#### TASK BRIEF:
Scan the data below for the string "فنحصل". Copy every line where it appears.

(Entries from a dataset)
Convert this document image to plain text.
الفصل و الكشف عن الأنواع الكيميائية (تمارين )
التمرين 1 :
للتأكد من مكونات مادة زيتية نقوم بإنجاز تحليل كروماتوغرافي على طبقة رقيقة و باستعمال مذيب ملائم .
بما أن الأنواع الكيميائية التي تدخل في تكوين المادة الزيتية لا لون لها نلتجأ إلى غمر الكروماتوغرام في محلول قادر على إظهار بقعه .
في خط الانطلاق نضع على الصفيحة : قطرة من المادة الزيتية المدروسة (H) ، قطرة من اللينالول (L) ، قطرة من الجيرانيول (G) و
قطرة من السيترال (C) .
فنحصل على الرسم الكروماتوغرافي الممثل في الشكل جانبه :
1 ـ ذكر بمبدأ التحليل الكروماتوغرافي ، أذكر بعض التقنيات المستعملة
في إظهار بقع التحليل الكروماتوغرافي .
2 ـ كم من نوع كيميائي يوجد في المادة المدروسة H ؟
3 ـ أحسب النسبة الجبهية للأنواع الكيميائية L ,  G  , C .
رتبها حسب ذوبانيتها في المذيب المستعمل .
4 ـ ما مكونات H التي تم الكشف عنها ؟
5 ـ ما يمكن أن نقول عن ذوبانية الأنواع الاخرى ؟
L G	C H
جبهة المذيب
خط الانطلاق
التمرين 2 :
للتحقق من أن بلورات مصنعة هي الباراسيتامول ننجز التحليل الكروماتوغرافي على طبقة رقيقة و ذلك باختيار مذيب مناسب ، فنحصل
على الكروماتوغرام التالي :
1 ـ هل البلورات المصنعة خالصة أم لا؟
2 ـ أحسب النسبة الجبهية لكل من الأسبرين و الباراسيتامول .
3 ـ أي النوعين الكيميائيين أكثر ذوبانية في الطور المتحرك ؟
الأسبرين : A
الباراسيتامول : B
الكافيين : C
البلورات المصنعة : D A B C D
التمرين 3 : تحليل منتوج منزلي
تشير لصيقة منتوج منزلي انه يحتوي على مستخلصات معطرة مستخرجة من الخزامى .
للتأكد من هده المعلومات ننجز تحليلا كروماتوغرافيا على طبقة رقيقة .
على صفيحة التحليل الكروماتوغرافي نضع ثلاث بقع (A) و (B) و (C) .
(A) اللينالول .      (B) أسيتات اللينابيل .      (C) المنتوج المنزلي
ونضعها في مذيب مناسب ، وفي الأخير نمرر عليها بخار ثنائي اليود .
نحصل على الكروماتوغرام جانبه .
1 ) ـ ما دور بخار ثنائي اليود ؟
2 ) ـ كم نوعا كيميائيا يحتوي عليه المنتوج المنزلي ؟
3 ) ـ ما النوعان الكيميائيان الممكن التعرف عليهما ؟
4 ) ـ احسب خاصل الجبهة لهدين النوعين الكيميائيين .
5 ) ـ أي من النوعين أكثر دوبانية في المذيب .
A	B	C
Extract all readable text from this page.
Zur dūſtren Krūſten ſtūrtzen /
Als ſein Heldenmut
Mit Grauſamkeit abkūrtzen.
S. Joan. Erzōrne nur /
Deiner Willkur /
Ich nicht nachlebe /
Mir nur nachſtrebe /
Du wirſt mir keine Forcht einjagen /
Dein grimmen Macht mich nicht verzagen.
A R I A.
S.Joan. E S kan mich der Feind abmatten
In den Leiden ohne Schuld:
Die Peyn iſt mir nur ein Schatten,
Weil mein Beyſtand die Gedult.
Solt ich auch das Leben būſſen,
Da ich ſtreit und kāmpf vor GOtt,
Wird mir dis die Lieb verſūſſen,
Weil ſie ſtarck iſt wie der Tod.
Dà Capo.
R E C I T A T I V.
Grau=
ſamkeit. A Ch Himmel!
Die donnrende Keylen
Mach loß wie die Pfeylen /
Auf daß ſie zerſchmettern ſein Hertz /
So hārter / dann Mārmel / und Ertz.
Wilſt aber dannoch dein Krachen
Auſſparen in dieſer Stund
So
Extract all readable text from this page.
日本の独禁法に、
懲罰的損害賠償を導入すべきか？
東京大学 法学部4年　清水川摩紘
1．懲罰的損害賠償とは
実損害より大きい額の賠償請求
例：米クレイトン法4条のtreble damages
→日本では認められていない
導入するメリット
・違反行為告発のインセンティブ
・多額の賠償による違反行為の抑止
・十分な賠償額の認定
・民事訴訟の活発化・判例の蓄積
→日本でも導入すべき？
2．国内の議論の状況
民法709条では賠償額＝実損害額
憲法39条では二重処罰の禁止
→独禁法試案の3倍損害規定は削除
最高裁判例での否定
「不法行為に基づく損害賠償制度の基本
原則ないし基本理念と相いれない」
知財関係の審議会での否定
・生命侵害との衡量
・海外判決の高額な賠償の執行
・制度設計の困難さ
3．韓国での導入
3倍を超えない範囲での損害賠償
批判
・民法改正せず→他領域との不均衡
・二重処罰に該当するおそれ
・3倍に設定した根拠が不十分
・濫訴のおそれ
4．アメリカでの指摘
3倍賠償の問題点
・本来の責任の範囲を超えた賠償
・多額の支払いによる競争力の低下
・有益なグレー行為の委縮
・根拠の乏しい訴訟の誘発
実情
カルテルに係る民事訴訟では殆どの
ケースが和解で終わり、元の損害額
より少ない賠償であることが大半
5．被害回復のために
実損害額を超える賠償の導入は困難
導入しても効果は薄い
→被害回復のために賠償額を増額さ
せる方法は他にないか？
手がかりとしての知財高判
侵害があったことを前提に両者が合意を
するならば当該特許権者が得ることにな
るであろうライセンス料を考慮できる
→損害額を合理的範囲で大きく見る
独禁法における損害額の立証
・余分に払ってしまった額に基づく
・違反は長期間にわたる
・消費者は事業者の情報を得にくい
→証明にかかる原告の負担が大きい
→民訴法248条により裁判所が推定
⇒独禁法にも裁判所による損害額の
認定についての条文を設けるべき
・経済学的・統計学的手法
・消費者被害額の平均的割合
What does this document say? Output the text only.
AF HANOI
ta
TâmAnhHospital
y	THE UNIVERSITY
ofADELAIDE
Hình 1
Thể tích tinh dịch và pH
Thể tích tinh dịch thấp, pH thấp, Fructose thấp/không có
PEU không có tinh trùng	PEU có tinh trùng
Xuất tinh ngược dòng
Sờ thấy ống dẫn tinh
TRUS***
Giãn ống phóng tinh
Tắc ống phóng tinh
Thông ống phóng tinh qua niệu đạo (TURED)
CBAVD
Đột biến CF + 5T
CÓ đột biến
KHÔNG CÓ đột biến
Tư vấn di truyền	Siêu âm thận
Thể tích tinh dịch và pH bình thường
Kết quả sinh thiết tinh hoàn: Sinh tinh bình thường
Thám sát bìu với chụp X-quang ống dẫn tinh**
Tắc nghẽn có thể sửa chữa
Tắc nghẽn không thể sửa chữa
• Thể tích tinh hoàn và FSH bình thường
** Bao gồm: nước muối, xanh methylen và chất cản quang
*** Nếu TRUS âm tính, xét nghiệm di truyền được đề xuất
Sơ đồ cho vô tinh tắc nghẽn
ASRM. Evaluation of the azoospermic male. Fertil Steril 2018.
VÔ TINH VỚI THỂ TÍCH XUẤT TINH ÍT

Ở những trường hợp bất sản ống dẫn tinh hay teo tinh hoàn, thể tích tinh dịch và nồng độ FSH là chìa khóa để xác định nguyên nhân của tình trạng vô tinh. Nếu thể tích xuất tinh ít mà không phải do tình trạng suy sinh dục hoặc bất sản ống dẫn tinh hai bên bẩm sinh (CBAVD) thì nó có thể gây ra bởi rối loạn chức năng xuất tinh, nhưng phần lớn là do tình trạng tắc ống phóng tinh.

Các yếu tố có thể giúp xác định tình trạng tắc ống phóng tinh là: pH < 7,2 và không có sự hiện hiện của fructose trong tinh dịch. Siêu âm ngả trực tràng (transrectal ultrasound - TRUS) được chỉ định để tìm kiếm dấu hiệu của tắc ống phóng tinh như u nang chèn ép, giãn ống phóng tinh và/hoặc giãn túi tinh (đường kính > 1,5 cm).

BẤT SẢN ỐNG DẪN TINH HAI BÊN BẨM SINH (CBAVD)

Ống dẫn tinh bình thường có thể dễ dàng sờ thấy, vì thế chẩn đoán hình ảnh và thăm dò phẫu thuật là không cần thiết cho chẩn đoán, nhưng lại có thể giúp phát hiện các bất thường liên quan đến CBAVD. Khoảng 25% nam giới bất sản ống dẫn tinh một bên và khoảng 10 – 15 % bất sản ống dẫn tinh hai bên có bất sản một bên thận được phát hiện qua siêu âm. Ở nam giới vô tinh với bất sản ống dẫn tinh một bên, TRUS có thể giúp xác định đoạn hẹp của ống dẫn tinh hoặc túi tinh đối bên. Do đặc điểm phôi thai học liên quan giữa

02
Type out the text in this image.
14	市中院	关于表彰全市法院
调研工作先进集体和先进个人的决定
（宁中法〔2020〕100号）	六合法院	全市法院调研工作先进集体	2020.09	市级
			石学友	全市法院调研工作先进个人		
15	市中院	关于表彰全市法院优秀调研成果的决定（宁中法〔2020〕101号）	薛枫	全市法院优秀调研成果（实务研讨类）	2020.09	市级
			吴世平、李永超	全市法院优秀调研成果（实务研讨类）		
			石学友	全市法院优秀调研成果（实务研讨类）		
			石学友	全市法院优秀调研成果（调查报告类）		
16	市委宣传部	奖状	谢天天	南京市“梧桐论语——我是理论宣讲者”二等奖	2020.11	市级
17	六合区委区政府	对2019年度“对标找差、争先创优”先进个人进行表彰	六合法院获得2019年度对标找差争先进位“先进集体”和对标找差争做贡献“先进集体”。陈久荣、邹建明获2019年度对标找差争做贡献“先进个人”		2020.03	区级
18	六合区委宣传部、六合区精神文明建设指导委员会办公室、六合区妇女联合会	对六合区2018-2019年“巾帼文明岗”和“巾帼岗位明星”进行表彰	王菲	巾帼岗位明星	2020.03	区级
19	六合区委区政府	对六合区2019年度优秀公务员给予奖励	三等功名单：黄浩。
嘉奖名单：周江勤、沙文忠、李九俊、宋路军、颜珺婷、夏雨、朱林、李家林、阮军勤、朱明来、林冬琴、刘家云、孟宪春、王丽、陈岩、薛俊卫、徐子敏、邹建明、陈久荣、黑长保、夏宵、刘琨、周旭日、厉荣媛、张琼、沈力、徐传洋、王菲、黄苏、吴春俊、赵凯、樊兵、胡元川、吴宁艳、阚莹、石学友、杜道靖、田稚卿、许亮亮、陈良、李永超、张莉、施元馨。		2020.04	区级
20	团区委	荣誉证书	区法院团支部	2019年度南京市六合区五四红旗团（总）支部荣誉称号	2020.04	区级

#### WRITTEN REPLY:
فنحصل على الرسم الكروماتوغرافي الممثل في الشكل جانبه :
للتحقق من أن بلورات مصنعة هي الباراسيتامول ننجز التحليل الكروماتوغرافي على طبقة رقيقة و ذلك باختيار مذيب مناسب ، فنحصل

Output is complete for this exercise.